• Raw data:

# # #

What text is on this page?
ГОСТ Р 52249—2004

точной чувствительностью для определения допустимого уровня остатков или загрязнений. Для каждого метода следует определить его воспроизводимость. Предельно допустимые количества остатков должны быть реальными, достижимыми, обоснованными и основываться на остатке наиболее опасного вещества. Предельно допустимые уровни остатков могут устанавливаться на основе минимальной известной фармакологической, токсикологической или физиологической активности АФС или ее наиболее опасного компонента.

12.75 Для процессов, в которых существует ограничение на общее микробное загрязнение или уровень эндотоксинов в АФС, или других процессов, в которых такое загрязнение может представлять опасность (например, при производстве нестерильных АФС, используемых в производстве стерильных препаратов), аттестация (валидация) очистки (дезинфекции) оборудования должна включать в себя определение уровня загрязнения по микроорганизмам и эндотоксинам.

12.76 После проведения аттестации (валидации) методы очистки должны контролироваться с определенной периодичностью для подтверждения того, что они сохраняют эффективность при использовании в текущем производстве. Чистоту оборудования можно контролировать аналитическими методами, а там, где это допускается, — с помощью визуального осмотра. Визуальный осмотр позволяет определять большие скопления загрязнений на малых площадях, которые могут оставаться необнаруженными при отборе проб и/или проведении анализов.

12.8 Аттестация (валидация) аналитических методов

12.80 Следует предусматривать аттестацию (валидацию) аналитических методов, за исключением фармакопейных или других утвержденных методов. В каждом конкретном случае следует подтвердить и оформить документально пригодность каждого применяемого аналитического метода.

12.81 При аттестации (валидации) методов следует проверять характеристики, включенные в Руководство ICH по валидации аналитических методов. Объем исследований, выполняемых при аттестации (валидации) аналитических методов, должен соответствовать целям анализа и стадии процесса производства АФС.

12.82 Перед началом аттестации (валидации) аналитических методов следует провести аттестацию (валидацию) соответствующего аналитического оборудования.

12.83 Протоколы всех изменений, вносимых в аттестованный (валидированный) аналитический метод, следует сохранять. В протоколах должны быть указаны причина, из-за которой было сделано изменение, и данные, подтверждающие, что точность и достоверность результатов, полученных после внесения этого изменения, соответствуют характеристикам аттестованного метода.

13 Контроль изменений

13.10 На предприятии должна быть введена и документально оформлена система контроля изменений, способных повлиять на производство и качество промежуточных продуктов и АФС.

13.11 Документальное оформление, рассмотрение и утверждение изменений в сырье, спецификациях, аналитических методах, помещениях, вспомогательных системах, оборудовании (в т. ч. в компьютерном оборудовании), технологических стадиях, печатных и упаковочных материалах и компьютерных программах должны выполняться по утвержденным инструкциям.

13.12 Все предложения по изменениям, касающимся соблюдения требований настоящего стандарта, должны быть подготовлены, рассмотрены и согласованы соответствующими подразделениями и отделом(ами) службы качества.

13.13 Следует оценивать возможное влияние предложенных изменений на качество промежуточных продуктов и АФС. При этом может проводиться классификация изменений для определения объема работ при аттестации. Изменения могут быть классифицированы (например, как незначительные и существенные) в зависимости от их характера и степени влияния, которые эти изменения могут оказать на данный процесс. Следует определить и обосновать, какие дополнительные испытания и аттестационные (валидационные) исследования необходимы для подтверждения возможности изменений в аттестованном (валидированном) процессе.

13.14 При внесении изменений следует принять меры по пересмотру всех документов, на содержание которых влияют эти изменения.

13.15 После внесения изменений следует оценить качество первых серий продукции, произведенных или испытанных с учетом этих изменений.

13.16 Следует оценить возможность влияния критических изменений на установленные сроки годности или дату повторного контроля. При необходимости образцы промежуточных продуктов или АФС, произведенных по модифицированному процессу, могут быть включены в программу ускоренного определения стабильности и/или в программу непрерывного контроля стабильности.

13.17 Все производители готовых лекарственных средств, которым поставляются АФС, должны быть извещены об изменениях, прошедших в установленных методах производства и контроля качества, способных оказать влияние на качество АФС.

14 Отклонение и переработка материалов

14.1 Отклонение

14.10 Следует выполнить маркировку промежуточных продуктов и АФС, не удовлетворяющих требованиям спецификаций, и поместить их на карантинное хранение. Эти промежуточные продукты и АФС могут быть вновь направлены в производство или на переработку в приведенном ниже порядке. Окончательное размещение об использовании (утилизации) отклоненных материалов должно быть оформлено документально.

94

# # #

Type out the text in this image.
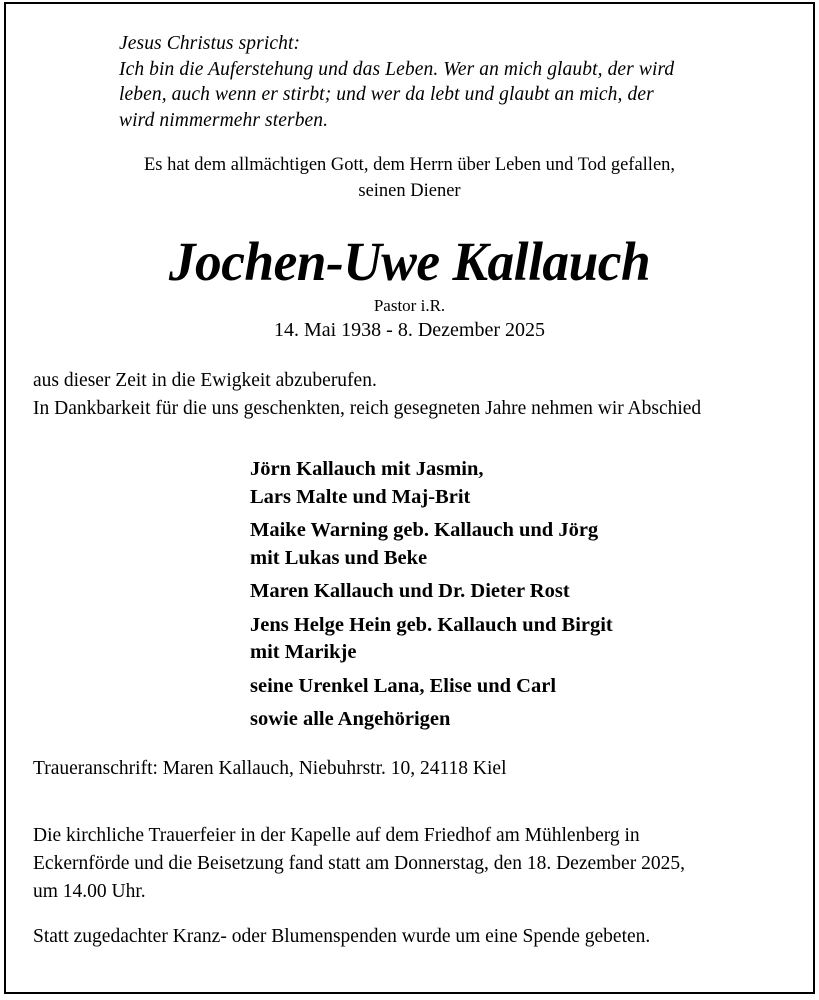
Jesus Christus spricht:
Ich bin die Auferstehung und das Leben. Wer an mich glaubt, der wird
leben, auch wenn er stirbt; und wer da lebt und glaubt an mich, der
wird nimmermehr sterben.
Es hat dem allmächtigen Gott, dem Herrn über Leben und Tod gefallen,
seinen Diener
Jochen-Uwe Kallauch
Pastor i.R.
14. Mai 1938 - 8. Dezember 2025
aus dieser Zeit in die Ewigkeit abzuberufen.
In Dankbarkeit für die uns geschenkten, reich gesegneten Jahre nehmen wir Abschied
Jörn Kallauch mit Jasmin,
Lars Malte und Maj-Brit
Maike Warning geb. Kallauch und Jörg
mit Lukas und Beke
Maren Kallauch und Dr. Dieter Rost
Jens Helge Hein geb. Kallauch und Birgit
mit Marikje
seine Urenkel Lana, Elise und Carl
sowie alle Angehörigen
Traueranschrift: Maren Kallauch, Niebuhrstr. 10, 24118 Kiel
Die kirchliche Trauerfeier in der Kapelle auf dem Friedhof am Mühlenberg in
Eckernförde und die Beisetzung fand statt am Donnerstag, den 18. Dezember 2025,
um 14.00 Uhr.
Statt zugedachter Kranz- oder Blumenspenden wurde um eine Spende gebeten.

# # #

• Stated exercise: State the number of lines in these entries that include the string "wird". Provide nothing beyond that number.

• Problem solution: 2